Dataset rows:
══════════════════════════════

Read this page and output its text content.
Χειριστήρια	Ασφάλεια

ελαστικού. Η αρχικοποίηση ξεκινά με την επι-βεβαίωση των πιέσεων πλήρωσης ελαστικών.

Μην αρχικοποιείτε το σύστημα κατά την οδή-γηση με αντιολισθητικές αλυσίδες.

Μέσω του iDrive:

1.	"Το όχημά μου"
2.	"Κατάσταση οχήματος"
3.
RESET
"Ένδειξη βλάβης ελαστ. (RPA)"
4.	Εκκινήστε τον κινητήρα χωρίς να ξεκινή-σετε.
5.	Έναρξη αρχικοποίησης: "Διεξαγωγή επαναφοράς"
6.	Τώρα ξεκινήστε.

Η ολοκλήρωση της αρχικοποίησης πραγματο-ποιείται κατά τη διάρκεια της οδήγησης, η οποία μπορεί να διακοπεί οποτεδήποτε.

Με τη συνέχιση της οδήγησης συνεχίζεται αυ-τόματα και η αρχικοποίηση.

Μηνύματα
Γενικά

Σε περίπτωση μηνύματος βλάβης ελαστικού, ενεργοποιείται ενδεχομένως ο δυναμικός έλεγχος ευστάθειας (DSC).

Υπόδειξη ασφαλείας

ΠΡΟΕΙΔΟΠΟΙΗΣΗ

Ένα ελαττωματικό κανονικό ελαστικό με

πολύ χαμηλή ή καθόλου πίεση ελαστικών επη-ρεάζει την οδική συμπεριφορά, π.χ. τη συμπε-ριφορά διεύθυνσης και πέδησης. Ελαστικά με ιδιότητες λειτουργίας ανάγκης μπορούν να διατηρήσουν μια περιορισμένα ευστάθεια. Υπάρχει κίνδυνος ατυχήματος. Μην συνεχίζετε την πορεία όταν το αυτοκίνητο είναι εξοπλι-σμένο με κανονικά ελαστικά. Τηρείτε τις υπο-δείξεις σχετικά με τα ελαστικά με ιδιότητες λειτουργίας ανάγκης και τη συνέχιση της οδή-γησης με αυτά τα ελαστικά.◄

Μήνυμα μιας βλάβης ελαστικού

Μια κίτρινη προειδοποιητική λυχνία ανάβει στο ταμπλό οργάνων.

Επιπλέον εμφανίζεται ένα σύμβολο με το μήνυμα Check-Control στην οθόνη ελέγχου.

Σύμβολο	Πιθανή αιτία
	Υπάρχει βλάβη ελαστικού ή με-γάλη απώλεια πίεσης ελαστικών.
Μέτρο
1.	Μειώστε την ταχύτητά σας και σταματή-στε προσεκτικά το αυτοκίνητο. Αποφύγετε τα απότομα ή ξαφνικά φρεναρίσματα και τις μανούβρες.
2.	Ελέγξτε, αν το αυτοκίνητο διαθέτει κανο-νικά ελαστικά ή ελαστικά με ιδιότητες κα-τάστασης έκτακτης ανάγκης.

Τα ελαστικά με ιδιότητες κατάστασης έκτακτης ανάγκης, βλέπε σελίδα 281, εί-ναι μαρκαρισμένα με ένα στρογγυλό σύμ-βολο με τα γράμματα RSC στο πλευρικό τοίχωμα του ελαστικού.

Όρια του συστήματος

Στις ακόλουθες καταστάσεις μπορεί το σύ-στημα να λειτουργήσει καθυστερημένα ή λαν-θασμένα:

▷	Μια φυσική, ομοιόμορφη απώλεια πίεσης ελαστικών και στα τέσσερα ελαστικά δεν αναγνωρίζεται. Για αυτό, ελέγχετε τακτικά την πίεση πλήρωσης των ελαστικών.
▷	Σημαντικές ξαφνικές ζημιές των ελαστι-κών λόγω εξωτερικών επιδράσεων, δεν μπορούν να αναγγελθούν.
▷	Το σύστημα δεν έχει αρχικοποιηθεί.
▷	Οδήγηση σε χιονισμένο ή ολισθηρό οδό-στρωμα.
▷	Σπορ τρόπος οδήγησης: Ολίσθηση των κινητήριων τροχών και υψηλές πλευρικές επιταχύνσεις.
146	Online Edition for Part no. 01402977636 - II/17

══════════════════════════════

PROBLEM REQUIREMENTS
Pull out all lines containing "σύστημα".

RESPONSE TO THIS EXERCISE
Μην αρχικοποιείτε το σύστημα κατά την οδή-γηση με αντιολισθητικές αλυσίδες.
▷	Το σύστημα δεν έχει αρχικοποιηθεί.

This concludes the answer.